Requirement:
Wherever a line holds the word "Παράρτημα", copy that line out.

Supplied records:
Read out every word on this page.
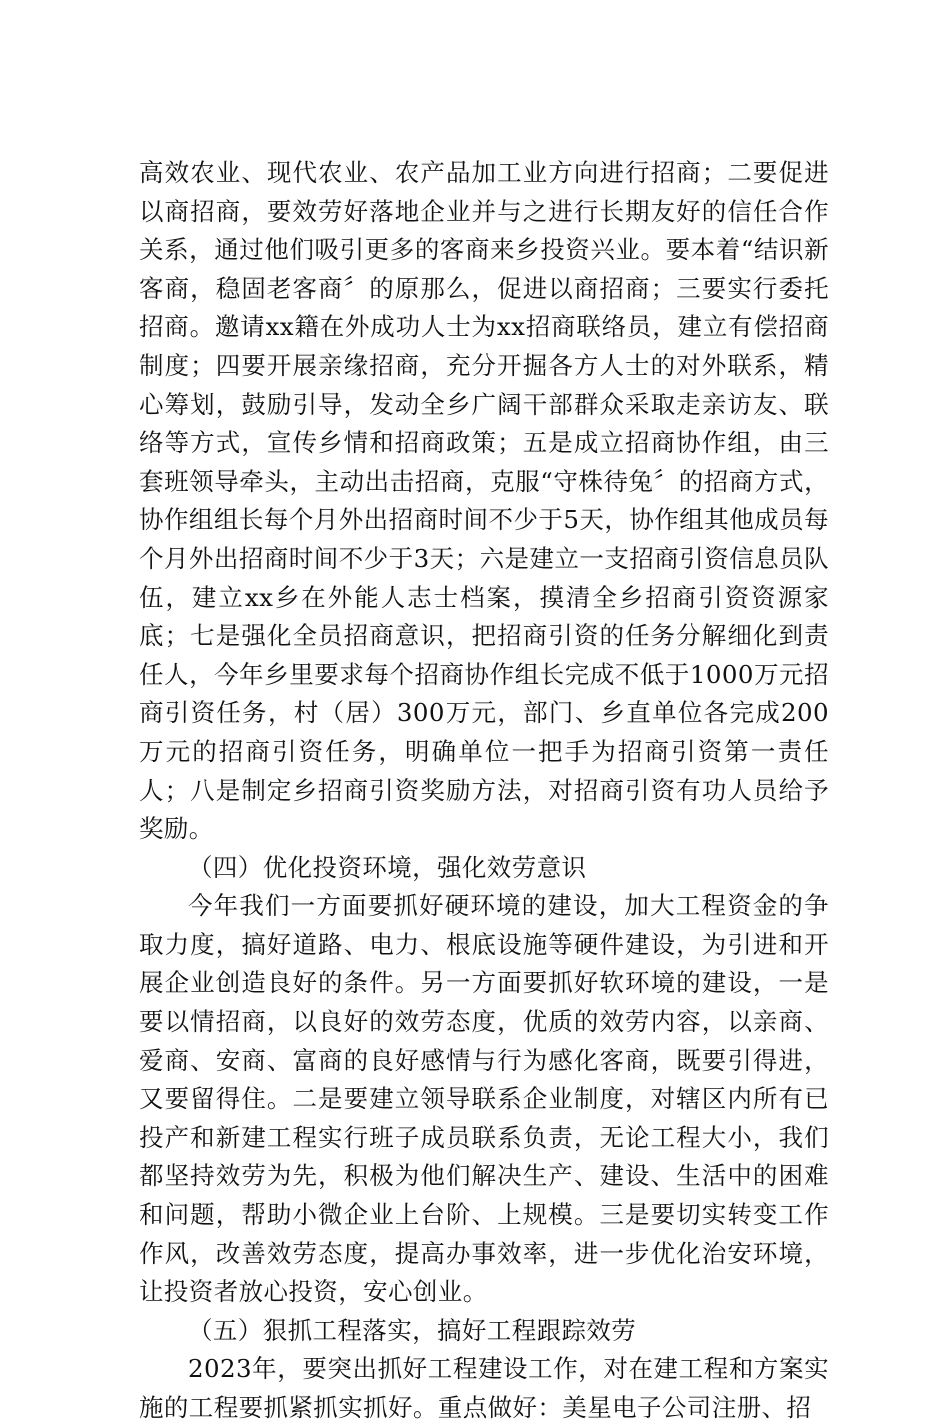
高效农业、现代农业、农产品加工业方向进行招商；二要促进以商招商，要效劳好落地企业并与之进行长期友好的信任合作关系，通过他们吸引更多的客商来乡投资兴业。要本着“结识新客商，稳固老客商〞的原那么，促进以商招商；三要实行委托招商。邀请xx籍在外成功人士为xx招商联络员，建立有偿招商制度；四要开展亲缘招商，充分开掘各方人士的对外联系，精心筹划，鼓励引导，发动全乡广阔干部群众采取走亲访友、联络等方式，宣传乡情和招商政策；五是成立招商协作组，由三套班领导牵头，主动出击招商，克服“守株待兔〞的招商方式，协作组组长每个月外出招商时间不少于5天，协作组其他成员每个月外出招商时间不少于3天；六是建立一支招商引资信息员队伍，建立xx乡在外能人志士档案，摸清全乡招商引资资源家底；七是强化全员招商意识，把招商引资的任务分解细化到责任人，今年乡里要求每个招商协作组长完成不低于1000万元招商引资任务，村（居）300万元，部门、乡直单位各完成200万元的招商引资任务，明确单位一把手为招商引资第一责任人；八是制定乡招商引资奖励方法，对招商引资有功人员给予奖励。

（四）优化投资环境，强化效劳意识

今年我们一方面要抓好硬环境的建设，加大工程资金的争取力度，搞好道路、电力、根底设施等硬件建设，为引进和开展企业创造良好的条件。另一方面要抓好软环境的建设，一是要以情招商，以良好的效劳态度，优质的效劳内容，以亲商、爱商、安商、富商的良好感情与行为感化客商，既要引得进，又要留得住。二是要建立领导联系企业制度，对辖区内所有已投产和新建工程实行班子成员联系负责，无论工程大小，我们都坚持效劳为先，积极为他们解决生产、建设、生活中的困难和问题，帮助小微企业上台阶、上规模。三是要切实转变工作作风，改善效劳态度，提高办事效率，进一步优化治安环境，让投资者放心投资，安心创业。

（五）狠抓工程落实，搞好工程跟踪效劳

2023年，要突出抓好工程建设工作，对在建工程和方案实施的工程要抓紧抓实抓好。重点做好：美星电子公司注册、招
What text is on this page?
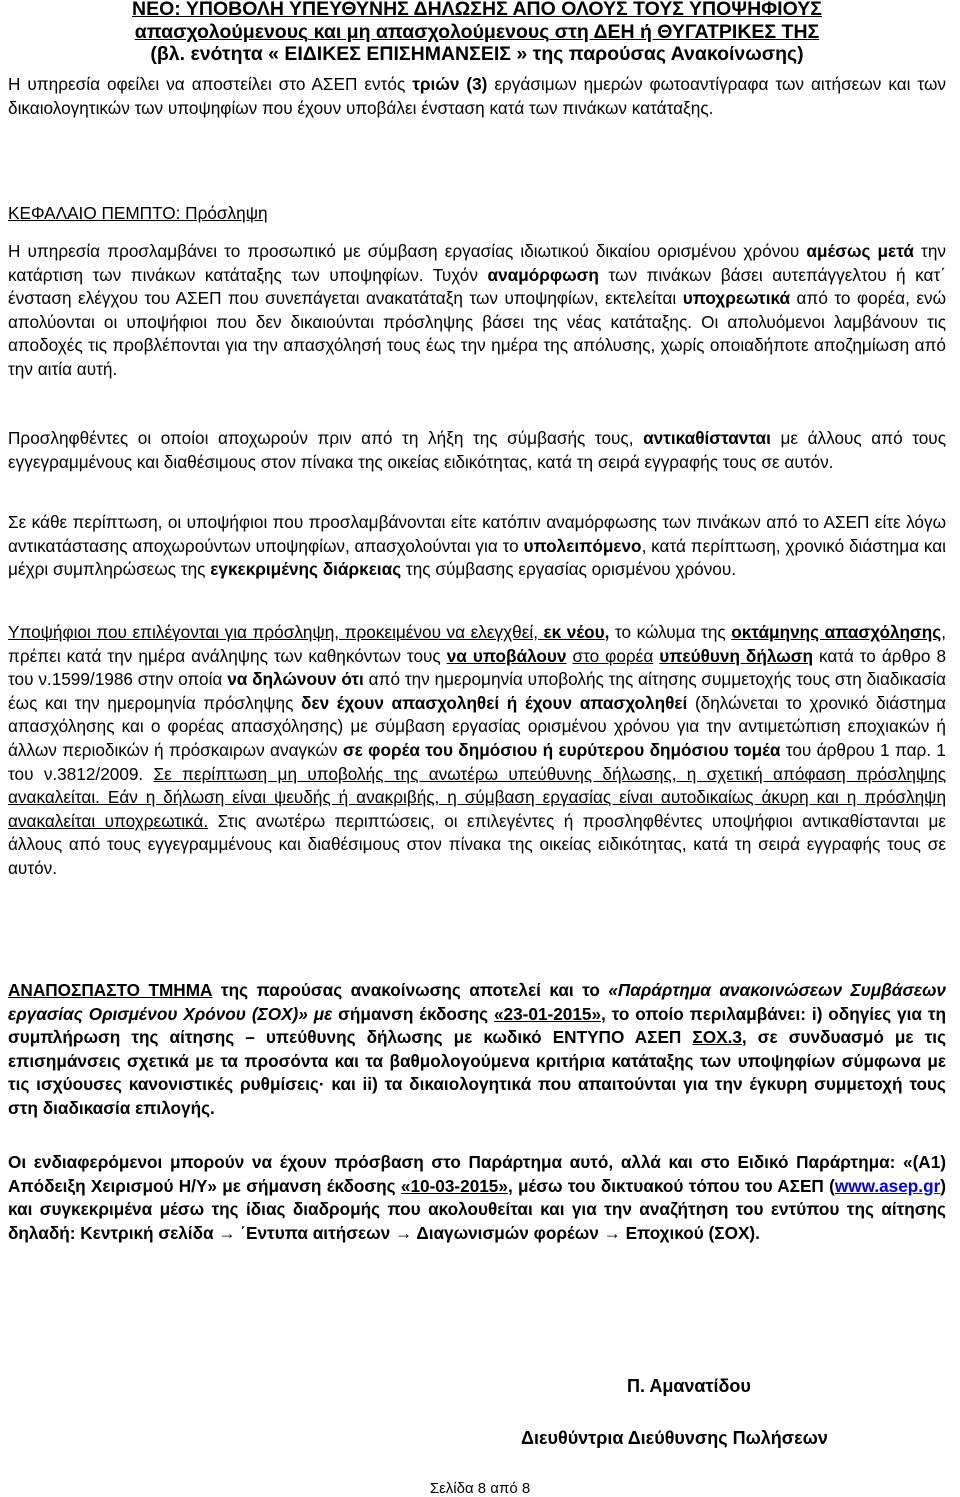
ΝΕΟ: ΥΠΟΒΟΛΗ ΥΠΕΥΘΥΝΗΣ ΔΗΛΩΣΗΣ ΑΠΟ ΟΛΟΥΣ ΤΟΥΣ ΥΠΟΨΗΦΙΟΥΣ
απασχολούμενους και μη απασχολούμενους στη ΔΕΗ ή ΘΥΓΑΤΡΙΚΕΣ ΤΗΣ
(βλ. ενότητα « ΕΙΔΙΚΕΣ ΕΠΙΣΗΜΑΝΣΕΙΣ » της παρούσας Ανακοίνωσης)

Η υπηρεσία οφείλει να αποστείλει στο ΑΣΕΠ εντός τριών (3) εργάσιμων ημερών φωτοαντίγραφα των αιτήσεων και των δικαιολογητικών των υποψηφίων που έχουν υποβάλει ένσταση κατά των πινάκων κατάταξης.

ΚΕΦΑΛΑΙΟ ΠΕΜΠΤΟ: Πρόσληψη

Η υπηρεσία προσλαμβάνει το προσωπικό με σύμβαση εργασίας ιδιωτικού δικαίου ορισμένου χρόνου αμέσως μετά την κατάρτιση των πινάκων κατάταξης των υποψηφίων. Τυχόν αναμόρφωση των πινάκων βάσει αυτεπάγγελτου ή κατ΄ ένσταση ελέγχου του ΑΣΕΠ που συνεπάγεται ανακατάταξη των υποψηφίων, εκτελείται υποχρεωτικά από το φορέα, ενώ απολύονται οι υποψήφιοι που δεν δικαιούνται πρόσληψης βάσει της νέας κατάταξης. Οι απολυόμενοι λαμβάνουν τις αποδοχές τις προβλέπονται για την απασχόλησή τους έως την ημέρα της απόλυσης, χωρίς οποιαδήποτε αποζημίωση από την αιτία αυτή.

Προσληφθέντες οι οποίοι αποχωρούν πριν από τη λήξη της σύμβασής τους, αντικαθίστανται με άλλους από τους εγγεγραμμένους και διαθέσιμους στον πίνακα της οικείας ειδικότητας, κατά τη σειρά εγγραφής τους σε αυτόν.

Σε κάθε περίπτωση, οι υποψήφιοι που προσλαμβάνονται είτε κατόπιν αναμόρφωσης των πινάκων από το ΑΣΕΠ είτε λόγω αντικατάστασης αποχωρούντων υποψηφίων, απασχολούνται για το υπολειπόμενο, κατά περίπτωση, χρονικό διάστημα και μέχρι συμπληρώσεως της εγκεκριμένης διάρκειας της σύμβασης εργασίας ορισμένου χρόνου.

Υποψήφιοι που επιλέγονται για πρόσληψη, προκειμένου να ελεγχθεί, εκ νέου, το κώλυμα της οκτάμηνης απασχόλησης, πρέπει κατά την ημέρα ανάληψης των καθηκόντων τους να υποβάλουν στο φορέα υπεύθυνη δήλωση κατά το άρθρο 8 του ν.1599/1986 στην οποία να δηλώνουν ότι από την ημερομηνία υποβολής της αίτησης συμμετοχής τους στη διαδικασία έως και την ημερομηνία πρόσληψης δεν έχουν απασχοληθεί ή έχουν απασχοληθεί (δηλώνεται το χρονικό διάστημα απασχόλησης και ο φορέας απασχόλησης) με σύμβαση εργασίας ορισμένου χρόνου για την αντιμετώπιση εποχιακών ή άλλων περιοδικών ή πρόσκαιρων αναγκών σε φορέα του δημόσιου ή ευρύτερου δημόσιου τομέα του άρθρου 1 παρ. 1 του ν.3812/2009. Σε περίπτωση μη υποβολής της ανωτέρω υπεύθυνης δήλωσης, η σχετική απόφαση πρόσληψης ανακαλείται. Εάν η δήλωση είναι ψευδής ή ανακριβής, η σύμβαση εργασίας είναι αυτοδικαίως άκυρη και η πρόσληψη ανακαλείται υποχρεωτικά. Στις ανωτέρω περιπτώσεις, οι επιλεγέντες ή προσληφθέντες υποψήφιοι αντικαθίστανται με άλλους από τους εγγεγραμμένους και διαθέσιμους στον πίνακα της οικείας ειδικότητας, κατά τη σειρά εγγραφής τους σε αυτόν.

ΑΝΑΠΟΣΠΑΣΤΟ ΤΜΗΜΑ της παρούσας ανακοίνωσης αποτελεί και το «Παράρτημα ανακοινώσεων Συμβάσεων εργασίας Ορισμένου Χρόνου (ΣΟΧ)» με σήμανση έκδοσης «23-01-2015», το οποίο περιλαμβάνει: i) οδηγίες για τη συμπλήρωση της αίτησης – υπεύθυνης δήλωσης με κωδικό ΕΝΤΥΠΟ ΑΣΕΠ ΣΟΧ.3, σε συνδυασμό με τις επισημάνσεις σχετικά με τα προσόντα και τα βαθμολογούμενα κριτήρια κατάταξης των υποψηφίων σύμφωνα με τις ισχύουσες κανονιστικές ρυθμίσεις· και ii) τα δικαιολογητικά που απαιτούνται για την έγκυρη συμμετοχή τους στη διαδικασία επιλογής.

Οι ενδιαφερόμενοι μπορούν να έχουν πρόσβαση στο Παράρτημα αυτό, αλλά και στο Ειδικό Παράρτημα: «(Α1) Απόδειξη Χειρισμού Η/Υ» με σήμανση έκδοσης «10-03-2015», μέσω του δικτυακού τόπου του ΑΣΕΠ (www.asep.gr) και συγκεκριμένα μέσω της ίδιας διαδρομής που ακολουθείται και για την αναζήτηση του εντύπου της αίτησης δηλαδή: Κεντρική σελίδα → ΄Εντυπα αιτήσεων → Διαγωνισμών φορέων → Εποχικού (ΣΟΧ).

Π. Αμανατίδου
Διευθύντρια Διεύθυνσης Πωλήσεων
Σελίδα 8 από 8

Worked solution:
ΑΝΑΠΟΣΠΑΣΤΟ ΤΜΗΜΑ της παρούσας ανακοίνωσης αποτελεί και το «Παράρτημα ανακοινώσεων Συμβάσεων εργασίας Ορισμένου Χρόνου (ΣΟΧ)» με σήμανση έκδοσης «23-01-2015», το οποίο περιλαμβάνει: i) οδηγίες για τη συμπλήρωση της αίτησης – υπεύθυνης δήλωσης με κωδικό ΕΝΤΥΠΟ ΑΣΕΠ ΣΟΧ.3, σε συνδυασμό με τις επισημάνσεις σχετικά με τα προσόντα και τα βαθμολογούμενα κριτήρια κατάταξης των υποψηφίων σύμφωνα με τις ισχύουσες κανονιστικές ρυθμίσεις· και ii) τα δικαιολογητικά που απαιτούνται για την έγκυρη συμμετοχή τους στη διαδικασία επιλογής.
Οι ενδιαφερόμενοι μπορούν να έχουν πρόσβαση στο Παράρτημα αυτό, αλλά και στο Ειδικό Παράρτημα: «(Α1) Απόδειξη Χειρισμού Η/Υ» με σήμανση έκδοσης «10-03-2015», μέσω του δικτυακού τόπου του ΑΣΕΠ (www.asep.gr) και συγκεκριμένα μέσω της ίδιας διαδρομής που ακολουθείται και για την αναζήτηση του εντύπου της αίτησης δηλαδή: Κεντρική σελίδα → ΄Εντυπα αιτήσεων → Διαγωνισμών φορέων → Εποχικού (ΣΟΧ).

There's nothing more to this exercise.